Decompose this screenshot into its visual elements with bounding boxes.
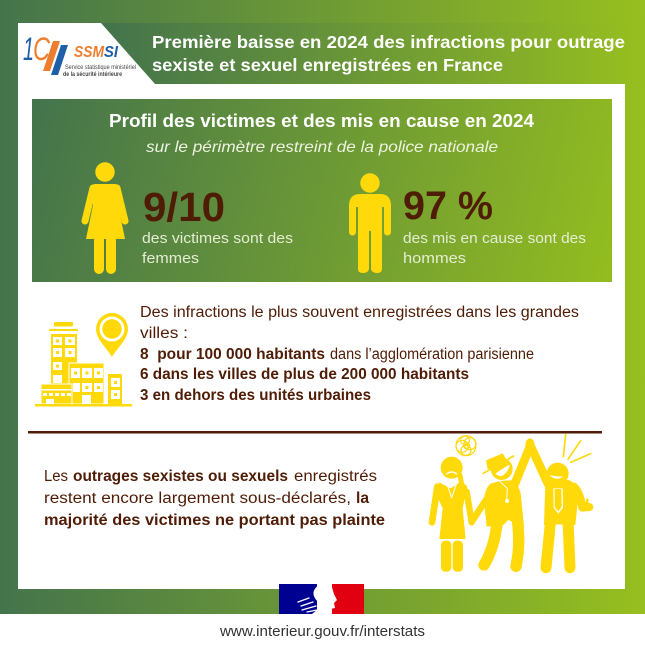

...

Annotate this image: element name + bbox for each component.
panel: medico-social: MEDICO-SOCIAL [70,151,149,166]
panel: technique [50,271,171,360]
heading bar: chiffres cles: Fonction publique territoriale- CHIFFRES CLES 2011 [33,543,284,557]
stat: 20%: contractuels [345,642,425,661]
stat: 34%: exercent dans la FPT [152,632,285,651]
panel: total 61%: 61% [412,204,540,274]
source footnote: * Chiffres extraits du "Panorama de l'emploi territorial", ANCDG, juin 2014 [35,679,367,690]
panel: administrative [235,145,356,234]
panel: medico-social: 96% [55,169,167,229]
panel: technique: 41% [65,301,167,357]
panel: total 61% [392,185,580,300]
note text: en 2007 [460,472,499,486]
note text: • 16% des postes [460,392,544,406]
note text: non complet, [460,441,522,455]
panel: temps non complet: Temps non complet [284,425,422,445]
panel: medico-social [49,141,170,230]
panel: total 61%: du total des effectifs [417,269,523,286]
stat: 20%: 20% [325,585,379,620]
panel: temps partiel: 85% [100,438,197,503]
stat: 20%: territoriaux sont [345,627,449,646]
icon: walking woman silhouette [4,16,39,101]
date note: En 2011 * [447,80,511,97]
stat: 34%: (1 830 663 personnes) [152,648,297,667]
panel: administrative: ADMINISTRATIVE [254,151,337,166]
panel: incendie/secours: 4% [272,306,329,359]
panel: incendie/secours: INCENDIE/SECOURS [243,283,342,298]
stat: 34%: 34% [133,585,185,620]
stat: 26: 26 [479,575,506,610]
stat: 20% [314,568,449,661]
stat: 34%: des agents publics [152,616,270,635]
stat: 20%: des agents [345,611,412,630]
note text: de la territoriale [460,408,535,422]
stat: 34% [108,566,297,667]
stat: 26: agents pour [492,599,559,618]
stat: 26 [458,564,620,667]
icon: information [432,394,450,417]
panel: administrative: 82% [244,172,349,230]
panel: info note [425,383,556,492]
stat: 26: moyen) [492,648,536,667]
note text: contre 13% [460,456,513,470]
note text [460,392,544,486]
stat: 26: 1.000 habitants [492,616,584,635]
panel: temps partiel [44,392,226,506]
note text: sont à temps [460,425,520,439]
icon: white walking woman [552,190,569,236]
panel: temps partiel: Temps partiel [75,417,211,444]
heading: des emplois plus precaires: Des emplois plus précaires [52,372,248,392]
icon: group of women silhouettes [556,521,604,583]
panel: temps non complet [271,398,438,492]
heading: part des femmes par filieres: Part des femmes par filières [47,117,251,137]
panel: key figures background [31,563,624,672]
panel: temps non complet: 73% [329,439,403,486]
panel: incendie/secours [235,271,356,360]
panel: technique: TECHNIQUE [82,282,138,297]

...

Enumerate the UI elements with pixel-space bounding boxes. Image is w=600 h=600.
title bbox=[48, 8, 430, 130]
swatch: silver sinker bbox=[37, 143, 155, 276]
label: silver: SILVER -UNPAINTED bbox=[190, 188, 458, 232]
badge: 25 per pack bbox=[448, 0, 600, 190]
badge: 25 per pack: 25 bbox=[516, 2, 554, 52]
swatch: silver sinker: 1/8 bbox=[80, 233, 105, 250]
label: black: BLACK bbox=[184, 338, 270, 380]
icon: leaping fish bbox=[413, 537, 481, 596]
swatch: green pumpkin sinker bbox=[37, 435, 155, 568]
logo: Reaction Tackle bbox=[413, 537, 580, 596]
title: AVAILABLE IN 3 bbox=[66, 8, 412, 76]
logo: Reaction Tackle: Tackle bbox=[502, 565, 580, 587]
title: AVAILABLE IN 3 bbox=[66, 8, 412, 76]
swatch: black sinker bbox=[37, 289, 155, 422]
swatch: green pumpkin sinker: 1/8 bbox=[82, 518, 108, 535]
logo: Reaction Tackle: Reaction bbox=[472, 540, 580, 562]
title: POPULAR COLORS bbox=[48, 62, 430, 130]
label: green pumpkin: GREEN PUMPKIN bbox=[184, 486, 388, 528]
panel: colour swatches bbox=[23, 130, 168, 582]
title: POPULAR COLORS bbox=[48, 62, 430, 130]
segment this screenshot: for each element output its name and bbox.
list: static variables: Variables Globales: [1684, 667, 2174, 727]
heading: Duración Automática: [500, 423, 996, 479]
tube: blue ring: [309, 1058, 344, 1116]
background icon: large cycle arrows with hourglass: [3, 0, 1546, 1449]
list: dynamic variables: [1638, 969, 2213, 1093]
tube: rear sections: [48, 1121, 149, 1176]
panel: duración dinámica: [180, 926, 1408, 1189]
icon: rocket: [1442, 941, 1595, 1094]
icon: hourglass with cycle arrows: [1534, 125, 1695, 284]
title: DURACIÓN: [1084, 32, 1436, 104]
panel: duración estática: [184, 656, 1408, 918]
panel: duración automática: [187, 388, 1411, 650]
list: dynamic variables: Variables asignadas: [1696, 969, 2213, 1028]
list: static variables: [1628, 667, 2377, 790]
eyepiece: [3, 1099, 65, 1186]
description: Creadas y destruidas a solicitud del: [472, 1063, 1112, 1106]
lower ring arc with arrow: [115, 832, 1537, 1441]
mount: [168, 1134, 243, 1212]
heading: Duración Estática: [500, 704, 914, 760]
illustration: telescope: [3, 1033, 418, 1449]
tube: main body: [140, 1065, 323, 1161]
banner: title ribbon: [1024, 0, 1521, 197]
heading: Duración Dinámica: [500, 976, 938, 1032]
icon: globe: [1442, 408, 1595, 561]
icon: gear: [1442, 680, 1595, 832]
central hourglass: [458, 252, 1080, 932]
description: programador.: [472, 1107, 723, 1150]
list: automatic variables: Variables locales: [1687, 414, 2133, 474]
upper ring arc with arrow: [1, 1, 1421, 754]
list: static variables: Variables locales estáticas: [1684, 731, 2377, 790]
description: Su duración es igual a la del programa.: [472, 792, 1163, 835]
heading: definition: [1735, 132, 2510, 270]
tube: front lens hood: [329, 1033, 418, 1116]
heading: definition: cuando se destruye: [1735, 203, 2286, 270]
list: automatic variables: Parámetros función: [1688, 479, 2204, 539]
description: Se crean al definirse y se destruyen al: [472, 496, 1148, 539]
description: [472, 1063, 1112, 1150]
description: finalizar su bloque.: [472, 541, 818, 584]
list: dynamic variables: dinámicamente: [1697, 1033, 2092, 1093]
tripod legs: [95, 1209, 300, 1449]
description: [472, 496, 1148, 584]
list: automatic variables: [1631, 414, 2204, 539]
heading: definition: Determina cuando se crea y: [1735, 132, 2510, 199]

What to work on: Please render everything in the data from the line containing "segment this screenshot: for" down to the line containing "background icon: large" as a Markdown table with the columns Row and Line, numbering each row and leaving out blank lines.

The result:
| Row | Line |
|---|---|
| 1 | segment this screenshot: for each element output its name and bbox. |
| 2 | list: static variables: Variables Globales: [1684, 667, 2174, 727] |
| 3 | heading: Duración Automática: [500, 423, 996, 479] |
| 4 | tube: blue ring: [309, 1058, 344, 1116] |
| 5 | background icon: large cycle arrows with hourglass: [3, 0, 1546, 1449] |